··· Available records ···

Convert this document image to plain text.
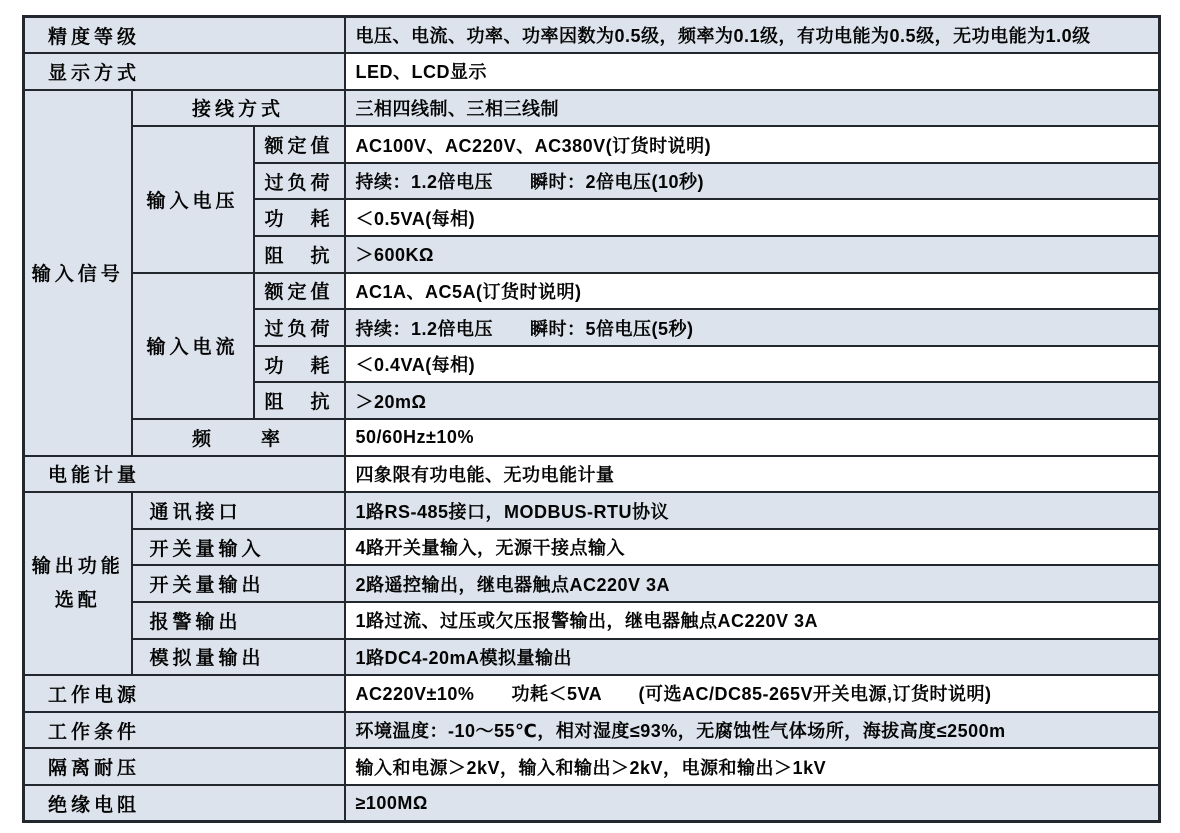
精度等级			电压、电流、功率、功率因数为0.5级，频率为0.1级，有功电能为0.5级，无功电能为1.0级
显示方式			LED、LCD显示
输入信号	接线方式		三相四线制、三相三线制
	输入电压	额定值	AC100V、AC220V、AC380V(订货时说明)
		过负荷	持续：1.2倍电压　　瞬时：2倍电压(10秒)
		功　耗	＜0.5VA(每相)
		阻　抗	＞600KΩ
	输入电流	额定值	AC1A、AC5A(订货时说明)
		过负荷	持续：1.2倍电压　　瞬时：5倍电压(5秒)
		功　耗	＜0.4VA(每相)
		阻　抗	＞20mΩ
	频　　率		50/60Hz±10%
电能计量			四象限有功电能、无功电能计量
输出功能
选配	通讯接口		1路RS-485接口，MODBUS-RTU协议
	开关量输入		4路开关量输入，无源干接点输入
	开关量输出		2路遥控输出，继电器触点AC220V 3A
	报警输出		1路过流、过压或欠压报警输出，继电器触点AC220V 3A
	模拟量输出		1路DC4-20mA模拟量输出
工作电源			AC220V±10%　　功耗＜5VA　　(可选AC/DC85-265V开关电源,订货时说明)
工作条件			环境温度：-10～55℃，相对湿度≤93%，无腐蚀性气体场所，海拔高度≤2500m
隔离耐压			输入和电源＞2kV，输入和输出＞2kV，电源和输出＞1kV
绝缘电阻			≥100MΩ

···

→ **Task brief**
Copy the listing over exactly, skipping the pictures it holds.

→ **Complete output**
Convert this document image to plain text.
精度等级			电压、电流、功率、功率因数为0.5级，频率为0.1级，有功电能为0.5级，无功电能为1.0级
显示方式			LED、LCD显示
输入信号	接线方式		三相四线制、三相三线制
	输入电压	额定值	AC100V、AC220V、AC380V(订货时说明)
		过负荷	持续：1.2倍电压　　瞬时：2倍电压(10秒)
		功　耗	＜0.5VA(每相)
		阻　抗	＞600KΩ
	输入电流	额定值	AC1A、AC5A(订货时说明)
		过负荷	持续：1.2倍电压　　瞬时：5倍电压(5秒)
		功　耗	＜0.4VA(每相)
		阻　抗	＞20mΩ
	频　　率		50/60Hz±10%
电能计量			四象限有功电能、无功电能计量
输出功能
选配	通讯接口		1路RS-485接口，MODBUS-RTU协议
	开关量输入		4路开关量输入，无源干接点输入
	开关量输出		2路遥控输出，继电器触点AC220V 3A
	报警输出		1路过流、过压或欠压报警输出，继电器触点AC220V 3A
	模拟量输出		1路DC4-20mA模拟量输出
工作电源			AC220V±10%　　功耗＜5VA　　(可选AC/DC85-265V开关电源,订货时说明)
工作条件			环境温度：-10～55℃，相对湿度≤93%，无腐蚀性气体场所，海拔高度≤2500m
隔离耐压			输入和电源＞2kV，输入和输出＞2kV，电源和输出＞1kV
绝缘电阻			≥100MΩ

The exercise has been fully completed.